WHAT YOU HAVE TO DO ->
What follows is a block of records; restate each one word for word.

RECORDS ->

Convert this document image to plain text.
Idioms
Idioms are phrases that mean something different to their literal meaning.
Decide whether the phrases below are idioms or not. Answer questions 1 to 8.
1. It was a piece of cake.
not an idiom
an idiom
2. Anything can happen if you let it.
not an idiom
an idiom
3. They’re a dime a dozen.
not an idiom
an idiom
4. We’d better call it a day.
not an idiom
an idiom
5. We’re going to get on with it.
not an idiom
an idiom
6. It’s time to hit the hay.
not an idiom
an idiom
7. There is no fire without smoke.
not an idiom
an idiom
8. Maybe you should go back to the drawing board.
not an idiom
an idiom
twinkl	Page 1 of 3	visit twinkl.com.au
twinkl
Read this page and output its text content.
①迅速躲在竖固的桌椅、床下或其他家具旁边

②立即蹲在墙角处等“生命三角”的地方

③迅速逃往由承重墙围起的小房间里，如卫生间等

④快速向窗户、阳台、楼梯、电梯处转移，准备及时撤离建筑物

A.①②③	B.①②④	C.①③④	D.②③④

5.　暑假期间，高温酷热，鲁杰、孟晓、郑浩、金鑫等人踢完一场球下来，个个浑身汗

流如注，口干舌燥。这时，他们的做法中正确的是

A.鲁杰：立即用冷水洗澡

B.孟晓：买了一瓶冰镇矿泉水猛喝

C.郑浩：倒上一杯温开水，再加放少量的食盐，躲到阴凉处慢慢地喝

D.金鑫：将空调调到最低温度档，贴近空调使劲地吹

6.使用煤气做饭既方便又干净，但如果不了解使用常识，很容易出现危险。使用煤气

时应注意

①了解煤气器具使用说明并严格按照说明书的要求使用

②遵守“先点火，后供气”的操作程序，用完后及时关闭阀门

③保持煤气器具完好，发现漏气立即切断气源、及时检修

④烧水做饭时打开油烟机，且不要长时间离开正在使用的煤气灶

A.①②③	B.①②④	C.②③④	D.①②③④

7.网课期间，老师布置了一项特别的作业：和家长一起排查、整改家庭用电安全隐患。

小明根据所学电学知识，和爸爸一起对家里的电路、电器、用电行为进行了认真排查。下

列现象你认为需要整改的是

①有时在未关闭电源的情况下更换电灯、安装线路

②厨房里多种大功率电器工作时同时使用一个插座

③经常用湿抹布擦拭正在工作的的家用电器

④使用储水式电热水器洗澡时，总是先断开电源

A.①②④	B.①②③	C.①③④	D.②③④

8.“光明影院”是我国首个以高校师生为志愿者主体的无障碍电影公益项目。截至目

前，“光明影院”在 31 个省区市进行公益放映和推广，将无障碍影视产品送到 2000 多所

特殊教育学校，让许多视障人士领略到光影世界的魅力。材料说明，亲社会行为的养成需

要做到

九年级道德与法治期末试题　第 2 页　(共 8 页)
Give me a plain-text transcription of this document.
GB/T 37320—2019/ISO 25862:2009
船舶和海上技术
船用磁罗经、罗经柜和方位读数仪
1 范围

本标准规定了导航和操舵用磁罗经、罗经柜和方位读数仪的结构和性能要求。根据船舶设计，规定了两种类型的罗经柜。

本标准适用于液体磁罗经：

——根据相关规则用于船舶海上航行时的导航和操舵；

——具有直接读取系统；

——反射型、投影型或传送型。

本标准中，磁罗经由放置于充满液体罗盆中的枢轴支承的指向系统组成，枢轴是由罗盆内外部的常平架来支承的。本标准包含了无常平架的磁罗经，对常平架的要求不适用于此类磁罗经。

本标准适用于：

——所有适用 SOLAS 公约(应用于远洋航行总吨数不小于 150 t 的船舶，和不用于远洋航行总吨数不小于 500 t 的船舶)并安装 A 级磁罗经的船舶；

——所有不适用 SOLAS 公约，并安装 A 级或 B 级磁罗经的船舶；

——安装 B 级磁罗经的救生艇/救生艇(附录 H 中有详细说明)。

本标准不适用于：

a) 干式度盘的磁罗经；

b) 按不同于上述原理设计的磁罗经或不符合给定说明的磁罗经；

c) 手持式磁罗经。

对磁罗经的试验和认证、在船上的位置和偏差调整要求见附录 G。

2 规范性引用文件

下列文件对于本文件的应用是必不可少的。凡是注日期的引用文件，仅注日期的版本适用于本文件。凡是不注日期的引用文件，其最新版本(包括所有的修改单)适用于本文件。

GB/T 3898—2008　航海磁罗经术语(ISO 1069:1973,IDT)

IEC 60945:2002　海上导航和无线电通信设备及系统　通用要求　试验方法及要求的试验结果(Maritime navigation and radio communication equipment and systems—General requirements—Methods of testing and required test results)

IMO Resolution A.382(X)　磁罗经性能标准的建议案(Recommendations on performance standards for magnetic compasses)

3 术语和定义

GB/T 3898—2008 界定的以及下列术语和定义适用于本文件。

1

CORRECT RESULT ->
Convert this document image to plain text.
Idioms
Idioms are phrases that mean something different to their literal meaning.
Decide whether the phrases below are idioms or not. Answer questions 1 to 8.
1. It was a piece of cake.
not an idiom
an idiom
2. Anything can happen if you let it.
not an idiom
an idiom
3. They’re a dime a dozen.
not an idiom
an idiom
4. We’d better call it a day.
not an idiom
an idiom
5. We’re going to get on with it.
not an idiom
an idiom
6. It’s time to hit the hay.
not an idiom
an idiom
7. There is no fire without smoke.
not an idiom
an idiom
8. Maybe you should go back to the drawing board.
not an idiom
an idiom
twinkl	Page 1 of 3	visit twinkl.com.au
twinkl
Read this page and output its text content.
①迅速躲在竖固的桌椅、床下或其他家具旁边

②立即蹲在墙角处等“生命三角”的地方

③迅速逃往由承重墙围起的小房间里，如卫生间等

④快速向窗户、阳台、楼梯、电梯处转移，准备及时撤离建筑物

A.①②③	B.①②④	C.①③④	D.②③④

5.　暑假期间，高温酷热，鲁杰、孟晓、郑浩、金鑫等人踢完一场球下来，个个浑身汗

流如注，口干舌燥。这时，他们的做法中正确的是

A.鲁杰：立即用冷水洗澡

B.孟晓：买了一瓶冰镇矿泉水猛喝

C.郑浩：倒上一杯温开水，再加放少量的食盐，躲到阴凉处慢慢地喝

D.金鑫：将空调调到最低温度档，贴近空调使劲地吹

6.使用煤气做饭既方便又干净，但如果不了解使用常识，很容易出现危险。使用煤气

时应注意

①了解煤气器具使用说明并严格按照说明书的要求使用

②遵守“先点火，后供气”的操作程序，用完后及时关闭阀门

③保持煤气器具完好，发现漏气立即切断气源、及时检修

④烧水做饭时打开油烟机，且不要长时间离开正在使用的煤气灶

A.①②③	B.①②④	C.②③④	D.①②③④

7.网课期间，老师布置了一项特别的作业：和家长一起排查、整改家庭用电安全隐患。

小明根据所学电学知识，和爸爸一起对家里的电路、电器、用电行为进行了认真排查。下

列现象你认为需要整改的是

①有时在未关闭电源的情况下更换电灯、安装线路

②厨房里多种大功率电器工作时同时使用一个插座

③经常用湿抹布擦拭正在工作的的家用电器

④使用储水式电热水器洗澡时，总是先断开电源

A.①②④	B.①②③	C.①③④	D.②③④

8.“光明影院”是我国首个以高校师生为志愿者主体的无障碍电影公益项目。截至目

前，“光明影院”在 31 个省区市进行公益放映和推广，将无障碍影视产品送到 2000 多所

特殊教育学校，让许多视障人士领略到光影世界的魅力。材料说明，亲社会行为的养成需

要做到

九年级道德与法治期末试题　第 2 页　(共 8 页)
Give me a plain-text transcription of this document.
GB/T 37320—2019/ISO 25862:2009
船舶和海上技术
船用磁罗经、罗经柜和方位读数仪
1 范围

本标准规定了导航和操舵用磁罗经、罗经柜和方位读数仪的结构和性能要求。根据船舶设计，规定了两种类型的罗经柜。

本标准适用于液体磁罗经：

——根据相关规则用于船舶海上航行时的导航和操舵；

——具有直接读取系统；

——反射型、投影型或传送型。

本标准中，磁罗经由放置于充满液体罗盆中的枢轴支承的指向系统组成，枢轴是由罗盆内外部的常平架来支承的。本标准包含了无常平架的磁罗经，对常平架的要求不适用于此类磁罗经。

本标准适用于：

——所有适用 SOLAS 公约(应用于远洋航行总吨数不小于 150 t 的船舶，和不用于远洋航行总吨数不小于 500 t 的船舶)并安装 A 级磁罗经的船舶；

——所有不适用 SOLAS 公约，并安装 A 级或 B 级磁罗经的船舶；

——安装 B 级磁罗经的救生艇/救生艇(附录 H 中有详细说明)。

本标准不适用于：

a) 干式度盘的磁罗经；

b) 按不同于上述原理设计的磁罗经或不符合给定说明的磁罗经；

c) 手持式磁罗经。

对磁罗经的试验和认证、在船上的位置和偏差调整要求见附录 G。

2 规范性引用文件

下列文件对于本文件的应用是必不可少的。凡是注日期的引用文件，仅注日期的版本适用于本文件。凡是不注日期的引用文件，其最新版本(包括所有的修改单)适用于本文件。

GB/T 3898—2008　航海磁罗经术语(ISO 1069:1973,IDT)

IEC 60945:2002　海上导航和无线电通信设备及系统　通用要求　试验方法及要求的试验结果(Maritime navigation and radio communication equipment and systems—General requirements—Methods of testing and required test results)

IMO Resolution A.382(X)　磁罗经性能标准的建议案(Recommendations on performance standards for magnetic compasses)

3 术语和定义

GB/T 3898—2008 界定的以及下列术语和定义适用于本文件。

1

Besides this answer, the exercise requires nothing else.